Short problem: All of the records below need to be copied exactly.

Data shown:

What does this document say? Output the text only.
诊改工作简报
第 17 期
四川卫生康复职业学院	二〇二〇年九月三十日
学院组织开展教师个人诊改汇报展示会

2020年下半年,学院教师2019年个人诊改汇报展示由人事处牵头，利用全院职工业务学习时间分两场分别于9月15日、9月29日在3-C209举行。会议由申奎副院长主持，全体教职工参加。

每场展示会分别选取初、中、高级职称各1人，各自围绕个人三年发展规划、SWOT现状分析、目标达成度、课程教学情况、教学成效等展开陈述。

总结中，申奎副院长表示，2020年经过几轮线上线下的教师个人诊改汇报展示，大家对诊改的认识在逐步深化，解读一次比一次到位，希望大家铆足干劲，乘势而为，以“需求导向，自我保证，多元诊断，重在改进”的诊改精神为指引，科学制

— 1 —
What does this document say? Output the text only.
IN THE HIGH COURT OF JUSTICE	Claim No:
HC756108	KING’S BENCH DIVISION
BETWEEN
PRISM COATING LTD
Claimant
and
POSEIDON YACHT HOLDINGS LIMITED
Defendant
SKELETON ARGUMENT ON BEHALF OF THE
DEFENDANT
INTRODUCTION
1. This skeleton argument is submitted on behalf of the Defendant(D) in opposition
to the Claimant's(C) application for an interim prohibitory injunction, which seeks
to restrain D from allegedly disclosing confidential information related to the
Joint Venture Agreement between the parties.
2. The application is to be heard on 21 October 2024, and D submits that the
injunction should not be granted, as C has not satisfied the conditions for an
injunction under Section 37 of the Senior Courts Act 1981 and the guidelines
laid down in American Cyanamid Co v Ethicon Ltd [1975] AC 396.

Answer below:
What does this document say? Output the text only.
诊改工作简报
第 17 期
四川卫生康复职业学院	二〇二〇年九月三十日
学院组织开展教师个人诊改汇报展示会

2020年下半年,学院教师2019年个人诊改汇报展示由人事处牵头，利用全院职工业务学习时间分两场分别于9月15日、9月29日在3-C209举行。会议由申奎副院长主持，全体教职工参加。

每场展示会分别选取初、中、高级职称各1人，各自围绕个人三年发展规划、SWOT现状分析、目标达成度、课程教学情况、教学成效等展开陈述。

总结中，申奎副院长表示，2020年经过几轮线上线下的教师个人诊改汇报展示，大家对诊改的认识在逐步深化，解读一次比一次到位，希望大家铆足干劲，乘势而为，以“需求导向，自我保证，多元诊断，重在改进”的诊改精神为指引，科学制

— 1 —
What does this document say? Output the text only.
IN THE HIGH COURT OF JUSTICE	Claim No:
HC756108	KING’S BENCH DIVISION
BETWEEN
PRISM COATING LTD
Claimant
and
POSEIDON YACHT HOLDINGS LIMITED
Defendant
SKELETON ARGUMENT ON BEHALF OF THE
DEFENDANT
INTRODUCTION
1. This skeleton argument is submitted on behalf of the Defendant(D) in opposition
to the Claimant's(C) application for an interim prohibitory injunction, which seeks
to restrain D from allegedly disclosing confidential information related to the
Joint Venture Agreement between the parties.
2. The application is to be heard on 21 October 2024, and D submits that the
injunction should not be granted, as C has not satisfied the conditions for an
injunction under Section 37 of the Senior Courts Act 1981 and the guidelines
laid down in American Cyanamid Co v Ethicon Ltd [1975] AC 396.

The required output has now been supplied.